» **Problem details**: Could you quote every line of the data below verbatim, changing nothing?

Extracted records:

※

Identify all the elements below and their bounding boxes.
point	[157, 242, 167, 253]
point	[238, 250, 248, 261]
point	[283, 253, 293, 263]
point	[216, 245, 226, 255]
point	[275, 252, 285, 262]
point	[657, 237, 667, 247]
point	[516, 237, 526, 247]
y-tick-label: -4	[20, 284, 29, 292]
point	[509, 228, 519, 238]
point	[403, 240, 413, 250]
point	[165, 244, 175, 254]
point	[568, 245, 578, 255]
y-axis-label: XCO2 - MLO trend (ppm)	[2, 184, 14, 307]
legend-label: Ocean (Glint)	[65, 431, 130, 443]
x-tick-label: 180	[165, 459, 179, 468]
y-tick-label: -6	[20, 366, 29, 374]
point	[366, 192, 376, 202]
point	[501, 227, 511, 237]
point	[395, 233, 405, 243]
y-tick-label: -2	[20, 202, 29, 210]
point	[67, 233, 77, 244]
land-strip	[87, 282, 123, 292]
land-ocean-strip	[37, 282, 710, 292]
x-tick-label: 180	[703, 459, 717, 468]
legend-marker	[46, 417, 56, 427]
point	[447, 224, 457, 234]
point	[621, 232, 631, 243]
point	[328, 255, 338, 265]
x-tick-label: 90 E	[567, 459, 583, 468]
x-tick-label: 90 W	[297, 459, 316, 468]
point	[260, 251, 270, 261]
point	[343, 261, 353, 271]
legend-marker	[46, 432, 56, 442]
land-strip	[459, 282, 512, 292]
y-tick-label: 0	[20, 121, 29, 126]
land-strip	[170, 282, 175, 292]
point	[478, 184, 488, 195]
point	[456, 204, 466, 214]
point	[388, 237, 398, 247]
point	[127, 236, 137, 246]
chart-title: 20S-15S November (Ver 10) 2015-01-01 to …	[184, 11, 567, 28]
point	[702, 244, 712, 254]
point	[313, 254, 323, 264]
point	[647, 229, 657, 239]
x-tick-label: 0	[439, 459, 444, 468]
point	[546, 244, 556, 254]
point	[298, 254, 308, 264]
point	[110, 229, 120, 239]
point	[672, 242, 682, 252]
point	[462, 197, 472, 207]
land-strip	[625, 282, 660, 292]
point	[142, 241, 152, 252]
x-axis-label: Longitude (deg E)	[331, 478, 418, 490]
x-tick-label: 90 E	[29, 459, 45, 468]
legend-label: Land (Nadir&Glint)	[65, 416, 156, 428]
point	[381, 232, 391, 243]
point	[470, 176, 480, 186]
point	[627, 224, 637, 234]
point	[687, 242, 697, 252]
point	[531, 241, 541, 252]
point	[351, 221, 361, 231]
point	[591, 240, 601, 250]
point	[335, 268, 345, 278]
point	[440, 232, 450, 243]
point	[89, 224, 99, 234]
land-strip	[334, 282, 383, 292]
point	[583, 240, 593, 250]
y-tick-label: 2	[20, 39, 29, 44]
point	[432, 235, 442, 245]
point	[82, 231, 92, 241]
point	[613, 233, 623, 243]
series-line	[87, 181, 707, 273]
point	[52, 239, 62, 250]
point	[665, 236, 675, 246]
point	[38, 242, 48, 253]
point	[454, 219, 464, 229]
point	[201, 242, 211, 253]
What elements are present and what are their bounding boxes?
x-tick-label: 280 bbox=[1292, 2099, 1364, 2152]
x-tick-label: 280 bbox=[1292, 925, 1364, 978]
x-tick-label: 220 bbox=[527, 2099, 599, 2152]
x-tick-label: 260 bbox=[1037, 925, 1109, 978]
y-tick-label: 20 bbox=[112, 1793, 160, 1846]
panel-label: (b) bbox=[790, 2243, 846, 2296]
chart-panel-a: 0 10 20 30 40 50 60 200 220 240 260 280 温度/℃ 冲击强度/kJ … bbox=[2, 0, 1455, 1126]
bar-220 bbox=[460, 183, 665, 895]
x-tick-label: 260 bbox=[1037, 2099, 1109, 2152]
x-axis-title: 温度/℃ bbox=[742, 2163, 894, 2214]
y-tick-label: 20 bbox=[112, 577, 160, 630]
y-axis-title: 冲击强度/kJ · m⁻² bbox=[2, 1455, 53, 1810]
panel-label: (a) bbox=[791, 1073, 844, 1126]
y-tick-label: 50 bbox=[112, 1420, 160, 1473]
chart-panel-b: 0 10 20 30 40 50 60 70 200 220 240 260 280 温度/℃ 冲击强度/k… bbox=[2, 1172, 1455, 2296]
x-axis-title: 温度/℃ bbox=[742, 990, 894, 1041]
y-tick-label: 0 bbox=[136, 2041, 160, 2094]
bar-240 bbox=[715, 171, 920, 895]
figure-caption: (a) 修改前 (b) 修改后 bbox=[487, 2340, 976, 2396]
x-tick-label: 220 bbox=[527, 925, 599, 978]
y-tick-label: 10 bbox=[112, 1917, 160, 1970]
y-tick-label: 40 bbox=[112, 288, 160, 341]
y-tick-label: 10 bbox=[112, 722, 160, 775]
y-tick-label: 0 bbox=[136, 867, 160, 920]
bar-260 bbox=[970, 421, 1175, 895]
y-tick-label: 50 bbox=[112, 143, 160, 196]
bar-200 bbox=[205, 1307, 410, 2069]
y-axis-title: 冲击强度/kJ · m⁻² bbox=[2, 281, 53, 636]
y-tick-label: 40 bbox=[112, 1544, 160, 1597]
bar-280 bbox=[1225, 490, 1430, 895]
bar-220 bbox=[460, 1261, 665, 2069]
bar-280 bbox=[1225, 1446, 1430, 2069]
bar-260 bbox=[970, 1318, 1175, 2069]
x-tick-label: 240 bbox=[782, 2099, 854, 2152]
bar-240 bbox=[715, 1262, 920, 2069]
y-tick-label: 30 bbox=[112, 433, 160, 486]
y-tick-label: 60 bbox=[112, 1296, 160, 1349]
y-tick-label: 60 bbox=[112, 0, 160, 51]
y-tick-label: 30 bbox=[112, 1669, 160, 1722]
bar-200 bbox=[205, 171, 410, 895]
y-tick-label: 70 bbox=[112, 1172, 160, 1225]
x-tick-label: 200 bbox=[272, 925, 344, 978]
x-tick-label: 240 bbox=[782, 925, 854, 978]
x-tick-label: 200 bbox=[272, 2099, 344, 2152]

※

» **Full output**:
Identify all the elements below and their bounding boxes.
point	[157, 242, 167, 253]
point	[238, 250, 248, 261]
point	[283, 253, 293, 263]
point	[216, 245, 226, 255]
point	[275, 252, 285, 262]
point	[657, 237, 667, 247]
point	[516, 237, 526, 247]
y-tick-label: -4	[20, 284, 29, 292]
point	[509, 228, 519, 238]
point	[403, 240, 413, 250]
point	[165, 244, 175, 254]
point	[568, 245, 578, 255]
y-axis-label: XCO2 - MLO trend (ppm)	[2, 184, 14, 307]
legend-label: Ocean (Glint)	[65, 431, 130, 443]
x-tick-label: 180	[165, 459, 179, 468]
y-tick-label: -6	[20, 366, 29, 374]
point	[366, 192, 376, 202]
point	[501, 227, 511, 237]
point	[395, 233, 405, 243]
y-tick-label: -2	[20, 202, 29, 210]
point	[67, 233, 77, 244]
land-strip	[87, 282, 123, 292]
land-ocean-strip	[37, 282, 710, 292]
x-tick-label: 180	[703, 459, 717, 468]
legend-marker	[46, 417, 56, 427]
point	[447, 224, 457, 234]
point	[621, 232, 631, 243]
point	[328, 255, 338, 265]
x-tick-label: 90 E	[567, 459, 583, 468]
x-tick-label: 90 W	[297, 459, 316, 468]
point	[260, 251, 270, 261]
point	[343, 261, 353, 271]
legend-marker	[46, 432, 56, 442]
land-strip	[459, 282, 512, 292]
y-tick-label: 0	[20, 121, 29, 126]
land-strip	[170, 282, 175, 292]
point	[478, 184, 488, 195]
point	[456, 204, 466, 214]
point	[388, 237, 398, 247]
point	[127, 236, 137, 246]
chart-title: 20S-15S November (Ver 10) 2015-01-01 to …	[184, 11, 567, 28]
point	[702, 244, 712, 254]
point	[313, 254, 323, 264]
point	[647, 229, 657, 239]
x-tick-label: 0	[439, 459, 444, 468]
point	[546, 244, 556, 254]
point	[298, 254, 308, 264]
point	[110, 229, 120, 239]
point	[672, 242, 682, 252]
point	[462, 197, 472, 207]
land-strip	[625, 282, 660, 292]
point	[142, 241, 152, 252]
x-axis-label: Longitude (deg E)	[331, 478, 418, 490]
x-tick-label: 90 E	[29, 459, 45, 468]
legend-label: Land (Nadir&Glint)	[65, 416, 156, 428]
point	[381, 232, 391, 243]
point	[470, 176, 480, 186]
point	[627, 224, 637, 234]
point	[687, 242, 697, 252]
point	[531, 241, 541, 252]
point	[351, 221, 361, 231]
point	[591, 240, 601, 250]
point	[335, 268, 345, 278]
point	[440, 232, 450, 243]
point	[89, 224, 99, 234]
land-strip	[334, 282, 383, 292]
point	[583, 240, 593, 250]
y-tick-label: 2	[20, 39, 29, 44]
point	[432, 235, 442, 245]
point	[82, 231, 92, 241]
point	[613, 233, 623, 243]
series-line	[87, 181, 707, 273]
point	[52, 239, 62, 250]
point	[665, 236, 675, 246]
point	[38, 242, 48, 253]
point	[454, 219, 464, 229]
point	[201, 242, 211, 253]
What elements are present and what are their bounding boxes?
x-tick-label: 280 bbox=[1292, 2099, 1364, 2152]
x-tick-label: 280 bbox=[1292, 925, 1364, 978]
x-tick-label: 220 bbox=[527, 2099, 599, 2152]
x-tick-label: 260 bbox=[1037, 925, 1109, 978]
y-tick-label: 20 bbox=[112, 1793, 160, 1846]
panel-label: (b) bbox=[790, 2243, 846, 2296]
chart-panel-a: 0 10 20 30 40 50 60 200 220 240 260 280 温度/℃ 冲击强度/kJ … bbox=[2, 0, 1455, 1126]
bar-220 bbox=[460, 183, 665, 895]
x-tick-label: 260 bbox=[1037, 2099, 1109, 2152]
x-axis-title: 温度/℃ bbox=[742, 2163, 894, 2214]
y-tick-label: 20 bbox=[112, 577, 160, 630]
y-axis-title: 冲击强度/kJ · m⁻² bbox=[2, 1455, 53, 1810]
panel-label: (a) bbox=[791, 1073, 844, 1126]
y-tick-label: 50 bbox=[112, 1420, 160, 1473]
chart-panel-b: 0 10 20 30 40 50 60 70 200 220 240 260 280 温度/℃ 冲击强度/k… bbox=[2, 1172, 1455, 2296]
x-axis-title: 温度/℃ bbox=[742, 990, 894, 1041]
y-tick-label: 0 bbox=[136, 2041, 160, 2094]
bar-240 bbox=[715, 171, 920, 895]
figure-caption: (a) 修改前 (b) 修改后 bbox=[487, 2340, 976, 2396]
x-tick-label: 220 bbox=[527, 925, 599, 978]
y-tick-label: 10 bbox=[112, 1917, 160, 1970]
y-tick-label: 40 bbox=[112, 288, 160, 341]
y-tick-label: 10 bbox=[112, 722, 160, 775]
y-tick-label: 0 bbox=[136, 867, 160, 920]
bar-260 bbox=[970, 421, 1175, 895]
y-tick-label: 50 bbox=[112, 143, 160, 196]
bar-200 bbox=[205, 1307, 410, 2069]
y-axis-title: 冲击强度/kJ · m⁻² bbox=[2, 281, 53, 636]
y-tick-label: 40 bbox=[112, 1544, 160, 1597]
bar-280 bbox=[1225, 490, 1430, 895]
bar-220 bbox=[460, 1261, 665, 2069]
bar-280 bbox=[1225, 1446, 1430, 2069]
bar-260 bbox=[970, 1318, 1175, 2069]
x-tick-label: 240 bbox=[782, 2099, 854, 2152]
bar-240 bbox=[715, 1262, 920, 2069]
y-tick-label: 30 bbox=[112, 433, 160, 486]
y-tick-label: 60 bbox=[112, 1296, 160, 1349]
y-tick-label: 60 bbox=[112, 0, 160, 51]
y-tick-label: 30 bbox=[112, 1669, 160, 1722]
bar-200 bbox=[205, 171, 410, 895]
y-tick-label: 70 bbox=[112, 1172, 160, 1225]
x-tick-label: 200 bbox=[272, 925, 344, 978]
x-tick-label: 240 bbox=[782, 925, 854, 978]
x-tick-label: 200 bbox=[272, 2099, 344, 2152]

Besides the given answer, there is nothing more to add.